(DIRECTION):
Find each line holding "text" and copy it out.

# START OF EXTRACTED RECORDS

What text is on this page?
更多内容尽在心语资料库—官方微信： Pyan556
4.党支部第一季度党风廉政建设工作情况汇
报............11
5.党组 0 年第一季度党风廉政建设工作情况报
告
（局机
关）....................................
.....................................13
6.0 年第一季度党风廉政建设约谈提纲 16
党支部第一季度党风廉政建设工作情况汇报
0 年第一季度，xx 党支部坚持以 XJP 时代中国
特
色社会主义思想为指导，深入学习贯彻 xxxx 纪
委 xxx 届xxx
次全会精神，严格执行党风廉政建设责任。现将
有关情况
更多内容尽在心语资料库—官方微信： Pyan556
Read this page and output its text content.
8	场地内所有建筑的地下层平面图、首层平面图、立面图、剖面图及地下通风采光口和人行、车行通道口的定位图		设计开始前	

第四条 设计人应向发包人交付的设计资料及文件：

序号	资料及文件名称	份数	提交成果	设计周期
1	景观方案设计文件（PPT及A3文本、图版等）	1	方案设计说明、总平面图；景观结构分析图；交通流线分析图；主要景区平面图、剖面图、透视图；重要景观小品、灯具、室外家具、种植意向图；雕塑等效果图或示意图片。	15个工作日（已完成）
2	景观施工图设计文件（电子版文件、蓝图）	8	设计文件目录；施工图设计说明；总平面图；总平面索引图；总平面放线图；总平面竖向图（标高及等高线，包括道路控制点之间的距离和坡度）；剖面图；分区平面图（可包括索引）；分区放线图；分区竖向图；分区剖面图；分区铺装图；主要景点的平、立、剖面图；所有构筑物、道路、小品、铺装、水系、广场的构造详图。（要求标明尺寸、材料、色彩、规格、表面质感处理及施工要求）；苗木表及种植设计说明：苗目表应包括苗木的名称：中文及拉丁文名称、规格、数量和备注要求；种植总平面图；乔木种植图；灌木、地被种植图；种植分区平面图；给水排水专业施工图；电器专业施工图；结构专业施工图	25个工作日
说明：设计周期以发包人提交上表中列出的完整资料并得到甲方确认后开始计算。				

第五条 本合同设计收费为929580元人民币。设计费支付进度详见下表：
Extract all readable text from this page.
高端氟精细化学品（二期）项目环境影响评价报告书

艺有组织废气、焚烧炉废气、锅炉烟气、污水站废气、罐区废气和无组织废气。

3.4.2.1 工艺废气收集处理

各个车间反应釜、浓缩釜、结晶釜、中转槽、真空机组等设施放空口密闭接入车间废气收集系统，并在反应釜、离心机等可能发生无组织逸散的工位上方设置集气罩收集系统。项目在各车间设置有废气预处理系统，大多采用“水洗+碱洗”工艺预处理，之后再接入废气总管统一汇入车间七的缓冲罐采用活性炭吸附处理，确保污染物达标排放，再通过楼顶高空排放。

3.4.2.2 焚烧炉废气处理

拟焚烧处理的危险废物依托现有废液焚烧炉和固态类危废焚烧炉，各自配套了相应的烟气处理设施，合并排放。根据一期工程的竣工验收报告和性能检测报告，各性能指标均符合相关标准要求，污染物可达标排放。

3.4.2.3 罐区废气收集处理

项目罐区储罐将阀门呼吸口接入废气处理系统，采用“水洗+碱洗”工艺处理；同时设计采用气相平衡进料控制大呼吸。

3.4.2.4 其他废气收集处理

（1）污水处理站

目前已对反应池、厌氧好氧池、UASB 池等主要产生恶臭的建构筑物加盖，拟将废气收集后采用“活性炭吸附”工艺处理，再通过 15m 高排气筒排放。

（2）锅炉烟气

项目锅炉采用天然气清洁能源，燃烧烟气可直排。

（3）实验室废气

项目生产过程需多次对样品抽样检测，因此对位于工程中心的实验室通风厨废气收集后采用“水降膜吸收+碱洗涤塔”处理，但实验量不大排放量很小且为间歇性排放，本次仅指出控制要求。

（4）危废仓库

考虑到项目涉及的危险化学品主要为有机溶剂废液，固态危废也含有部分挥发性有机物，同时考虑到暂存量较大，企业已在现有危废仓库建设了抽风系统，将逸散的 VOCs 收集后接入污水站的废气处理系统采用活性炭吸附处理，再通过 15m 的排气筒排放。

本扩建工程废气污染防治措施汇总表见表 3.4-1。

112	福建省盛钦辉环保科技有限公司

# END OF EXTRACTED RECORDS

(SOLUTION FOR THIS TASK):
What text is on this page?
Read this page and output its text content.
Extract all readable text from this page.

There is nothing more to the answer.